Exercise task => Please set down all the lines beneath this one exactly, without the pictures.

[Start Data extract]

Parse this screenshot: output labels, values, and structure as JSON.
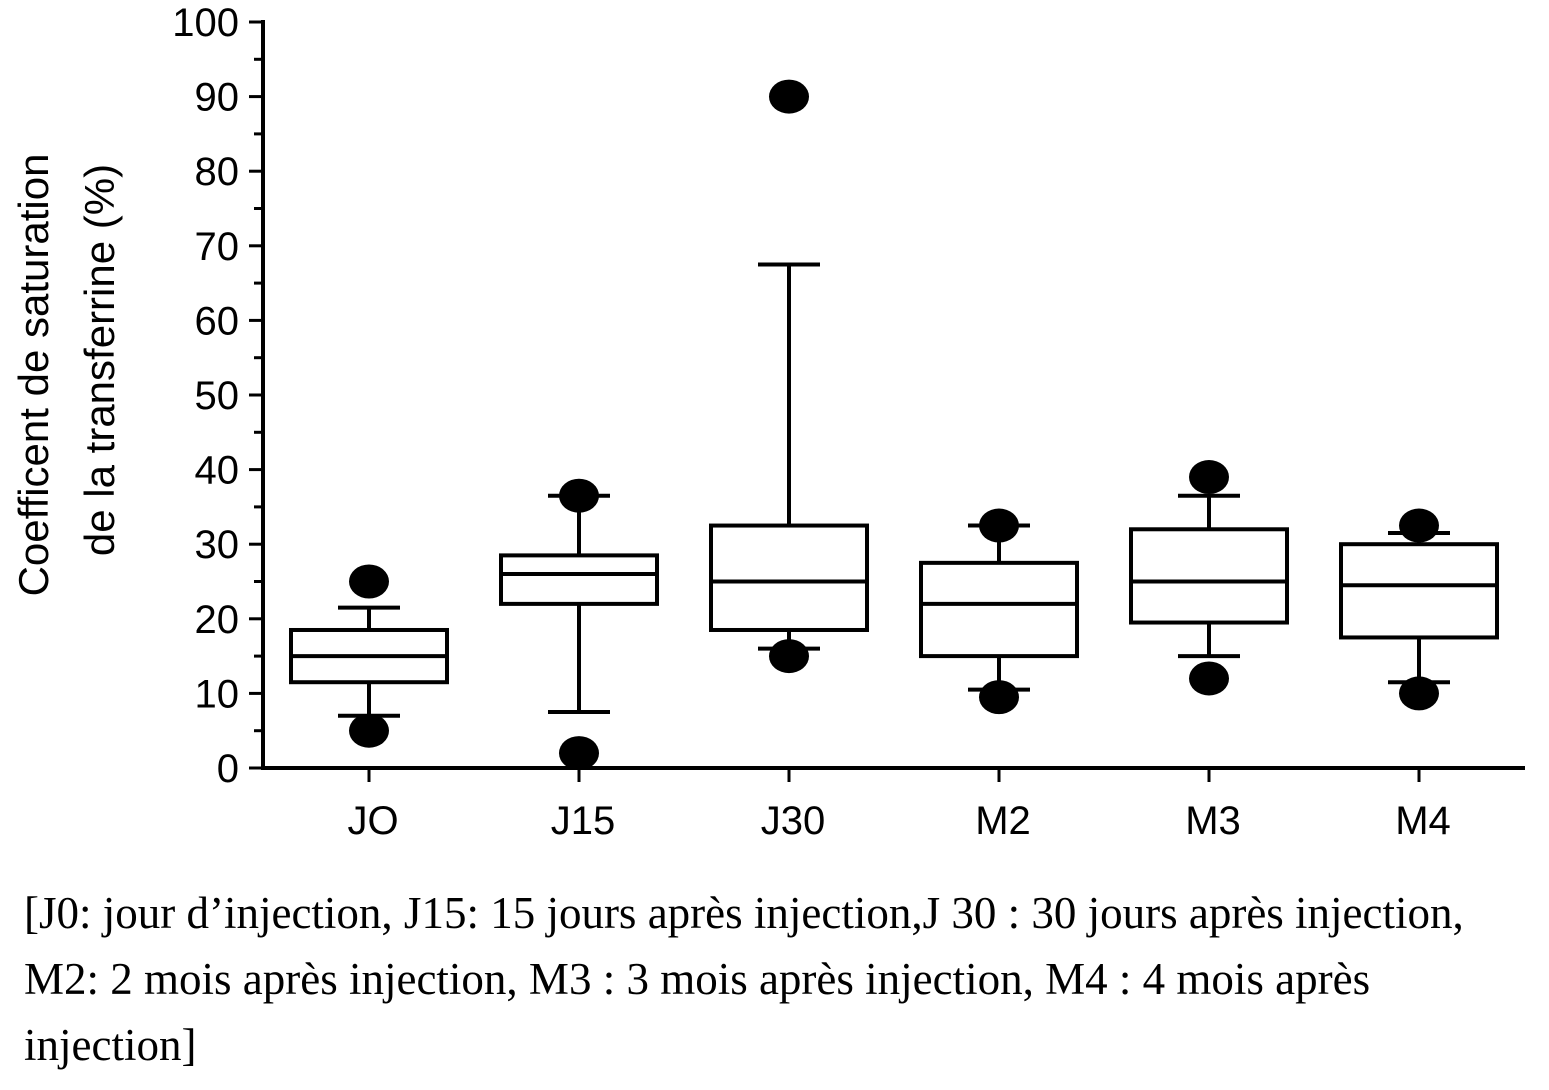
{
  "chart_data": {
    "type": "box",
    "ylabel_line1": "Coefficent de saturation",
    "ylabel_line2": "de la transferrine (%)",
    "ylim": [
      0,
      100
    ],
    "yticks": [
      0,
      10,
      20,
      30,
      40,
      50,
      60,
      70,
      80,
      90,
      100
    ],
    "ytick_labels": [
      "0",
      "10",
      "20",
      "30",
      "40",
      "50",
      "60",
      "70",
      "80",
      "90",
      "100"
    ],
    "categories": [
      "JO",
      "J15",
      "J30",
      "M2",
      "M3",
      "M4"
    ],
    "boxes": [
      {
        "category": "JO",
        "whisker_low": 7,
        "q1": 11.5,
        "median": 15,
        "q3": 18.5,
        "whisker_high": 21.5,
        "outliers": [
          5,
          25
        ]
      },
      {
        "category": "J15",
        "whisker_low": 7.5,
        "q1": 22,
        "median": 26,
        "q3": 28.5,
        "whisker_high": 36.5,
        "outliers": [
          2,
          36.5
        ]
      },
      {
        "category": "J30",
        "whisker_low": 16,
        "q1": 18.5,
        "median": 25,
        "q3": 32.5,
        "whisker_high": 67.5,
        "outliers": [
          15,
          90
        ]
      },
      {
        "category": "M2",
        "whisker_low": 10.5,
        "q1": 15,
        "median": 22,
        "q3": 27.5,
        "whisker_high": 32.5,
        "outliers": [
          9.5,
          32.5
        ]
      },
      {
        "category": "M3",
        "whisker_low": 15,
        "q1": 19.5,
        "median": 25,
        "q3": 32,
        "whisker_high": 36.5,
        "outliers": [
          12,
          39
        ]
      },
      {
        "category": "M4",
        "whisker_low": 11.5,
        "q1": 17.5,
        "median": 24.5,
        "q3": 30,
        "whisker_high": 31.5,
        "outliers": [
          10,
          32.5
        ]
      }
    ]
  },
  "caption": "[J0: jour d’injection, J15: 15 jours après injection,J 30 : 30 jours après injection, M2: 2 mois après injection, M3 : 3 mois après injection, M4 : 4 mois après injection]"
}
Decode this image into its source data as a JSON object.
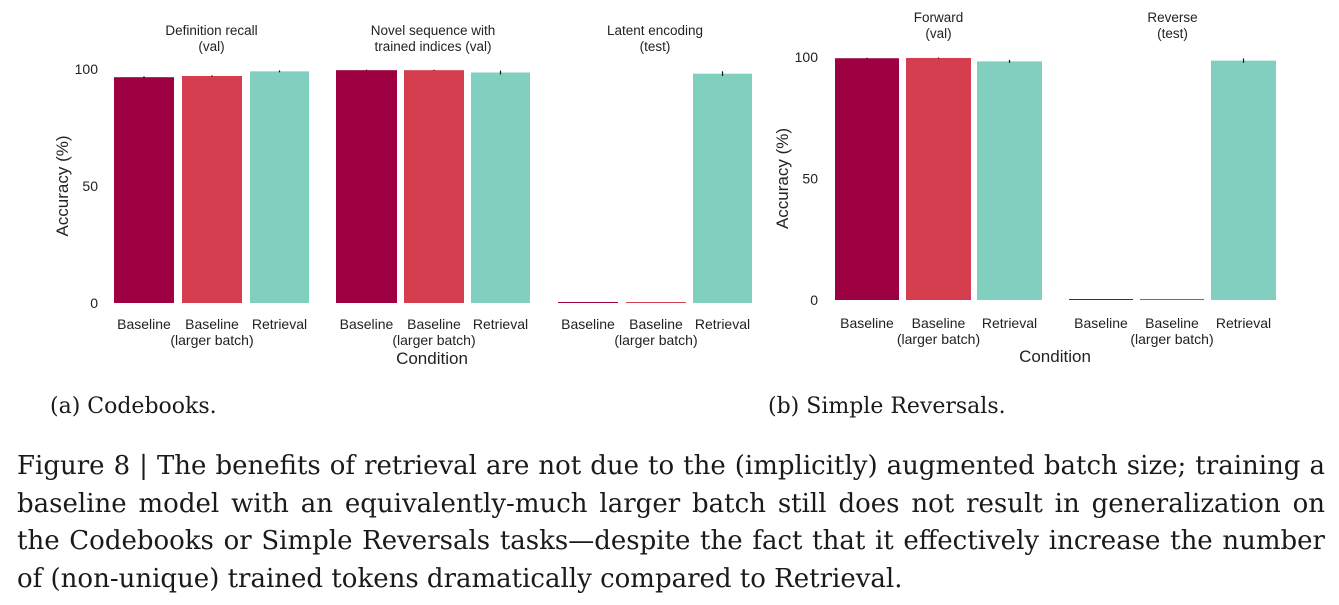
{
  "chart_data": [
    {
      "id": "codebooks",
      "type": "bar",
      "subtitle": "(a) Codebooks.",
      "ylabel": "Accuracy (%)",
      "xlabel": "Condition",
      "ylim": [
        0,
        100
      ],
      "yticks": [
        0,
        50,
        100
      ],
      "categories": [
        "Baseline",
        "Baseline\n(larger batch)",
        "Retrieval"
      ],
      "colors": [
        "#9e0142",
        "#d53e4f",
        "#80cfbf"
      ],
      "grid": false,
      "panels": [
        {
          "title": "Definition recall\n(val)",
          "values": [
            96.5,
            97,
            99
          ],
          "errors": [
            0.4,
            0.3,
            0.4
          ]
        },
        {
          "title": "Novel sequence with\ntrained indices (val)",
          "values": [
            99.5,
            99.5,
            98.5
          ],
          "errors": [
            0.2,
            0.2,
            0.8
          ]
        },
        {
          "title": "Latent encoding\n(test)",
          "values": [
            0.3,
            0.3,
            98
          ],
          "errors": [
            0,
            0,
            1.0
          ]
        }
      ]
    },
    {
      "id": "simple-reversals",
      "type": "bar",
      "subtitle": "(b) Simple Reversals.",
      "ylabel": "Accuracy (%)",
      "xlabel": "Condition",
      "ylim": [
        0,
        100
      ],
      "yticks": [
        0,
        50,
        100
      ],
      "categories": [
        "Baseline",
        "Baseline\n(larger batch)",
        "Retrieval"
      ],
      "colors": [
        "#9e0142",
        "#d53e4f",
        "#80cfbf"
      ],
      "grid": false,
      "panels": [
        {
          "title": "Forward\n(val)",
          "values": [
            99.5,
            99.6,
            98.2
          ],
          "errors": [
            0.2,
            0.2,
            0.6
          ]
        },
        {
          "title": "Reverse\n(test)",
          "values": [
            0.1,
            0.1,
            98.5
          ],
          "errors": [
            0,
            0,
            0.9
          ]
        }
      ]
    }
  ],
  "caption": "Figure 8 | The benefits of retrieval are not due to the (implicitly) augmented batch size; training a baseline model with an equivalently-much larger batch still does not result in generalization on the Codebooks or Simple Reversals tasks—despite the fact that it effectively increase the number of (non-unique) trained tokens dramatically compared to Retrieval."
}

[End Data extract]

Completed task =>
Parse this screenshot: output labels, values, and structure as JSON.
{
  "chart_data": {
    "type": "box",
    "ylabel_line1": "Coefficent de saturation",
    "ylabel_line2": "de la transferrine (%)",
    "ylim": [
      0,
      100
    ],
    "yticks": [
      0,
      10,
      20,
      30,
      40,
      50,
      60,
      70,
      80,
      90,
      100
    ],
    "ytick_labels": [
      "0",
      "10",
      "20",
      "30",
      "40",
      "50",
      "60",
      "70",
      "80",
      "90",
      "100"
    ],
    "categories": [
      "JO",
      "J15",
      "J30",
      "M2",
      "M3",
      "M4"
    ],
    "boxes": [
      {
        "category": "JO",
        "whisker_low": 7,
        "q1": 11.5,
        "median": 15,
        "q3": 18.5,
        "whisker_high": 21.5,
        "outliers": [
          5,
          25
        ]
      },
      {
        "category": "J15",
        "whisker_low": 7.5,
        "q1": 22,
        "median": 26,
        "q3": 28.5,
        "whisker_high": 36.5,
        "outliers": [
          2,
          36.5
        ]
      },
      {
        "category": "J30",
        "whisker_low": 16,
        "q1": 18.5,
        "median": 25,
        "q3": 32.5,
        "whisker_high": 67.5,
        "outliers": [
          15,
          90
        ]
      },
      {
        "category": "M2",
        "whisker_low": 10.5,
        "q1": 15,
        "median": 22,
        "q3": 27.5,
        "whisker_high": 32.5,
        "outliers": [
          9.5,
          32.5
        ]
      },
      {
        "category": "M3",
        "whisker_low": 15,
        "q1": 19.5,
        "median": 25,
        "q3": 32,
        "whisker_high": 36.5,
        "outliers": [
          12,
          39
        ]
      },
      {
        "category": "M4",
        "whisker_low": 11.5,
        "q1": 17.5,
        "median": 24.5,
        "q3": 30,
        "whisker_high": 31.5,
        "outliers": [
          10,
          32.5
        ]
      }
    ]
  },
  "caption": "[J0: jour d’injection, J15: 15 jours après injection,J 30 : 30 jours après injection, M2: 2 mois après injection, M3 : 3 mois après injection, M4 : 4 mois après injection]"
}
Decode this image into its source data as a JSON object.
{
  "chart_data": [
    {
      "id": "codebooks",
      "type": "bar",
      "subtitle": "(a) Codebooks.",
      "ylabel": "Accuracy (%)",
      "xlabel": "Condition",
      "ylim": [
        0,
        100
      ],
      "yticks": [
        0,
        50,
        100
      ],
      "categories": [
        "Baseline",
        "Baseline\n(larger batch)",
        "Retrieval"
      ],
      "colors": [
        "#9e0142",
        "#d53e4f",
        "#80cfbf"
      ],
      "grid": false,
      "panels": [
        {
          "title": "Definition recall\n(val)",
          "values": [
            96.5,
            97,
            99
          ],
          "errors": [
            0.4,
            0.3,
            0.4
          ]
        },
        {
          "title": "Novel sequence with\ntrained indices (val)",
          "values": [
            99.5,
            99.5,
            98.5
          ],
          "errors": [
            0.2,
            0.2,
            0.8
          ]
        },
        {
          "title": "Latent encoding\n(test)",
          "values": [
            0.3,
            0.3,
            98
          ],
          "errors": [
            0,
            0,
            1.0
          ]
        }
      ]
    },
    {
      "id": "simple-reversals",
      "type": "bar",
      "subtitle": "(b) Simple Reversals.",
      "ylabel": "Accuracy (%)",
      "xlabel": "Condition",
      "ylim": [
        0,
        100
      ],
      "yticks": [
        0,
        50,
        100
      ],
      "categories": [
        "Baseline",
        "Baseline\n(larger batch)",
        "Retrieval"
      ],
      "colors": [
        "#9e0142",
        "#d53e4f",
        "#80cfbf"
      ],
      "grid": false,
      "panels": [
        {
          "title": "Forward\n(val)",
          "values": [
            99.5,
            99.6,
            98.2
          ],
          "errors": [
            0.2,
            0.2,
            0.6
          ]
        },
        {
          "title": "Reverse\n(test)",
          "values": [
            0.1,
            0.1,
            98.5
          ],
          "errors": [
            0,
            0,
            0.9
          ]
        }
      ]
    }
  ],
  "caption": "Figure 8 | The benefits of retrieval are not due to the (implicitly) augmented batch size; training a baseline model with an equivalently-much larger batch still does not result in generalization on the Codebooks or Simple Reversals tasks—despite the fact that it effectively increase the number of (non-unique) trained tokens dramatically compared to Retrieval."
}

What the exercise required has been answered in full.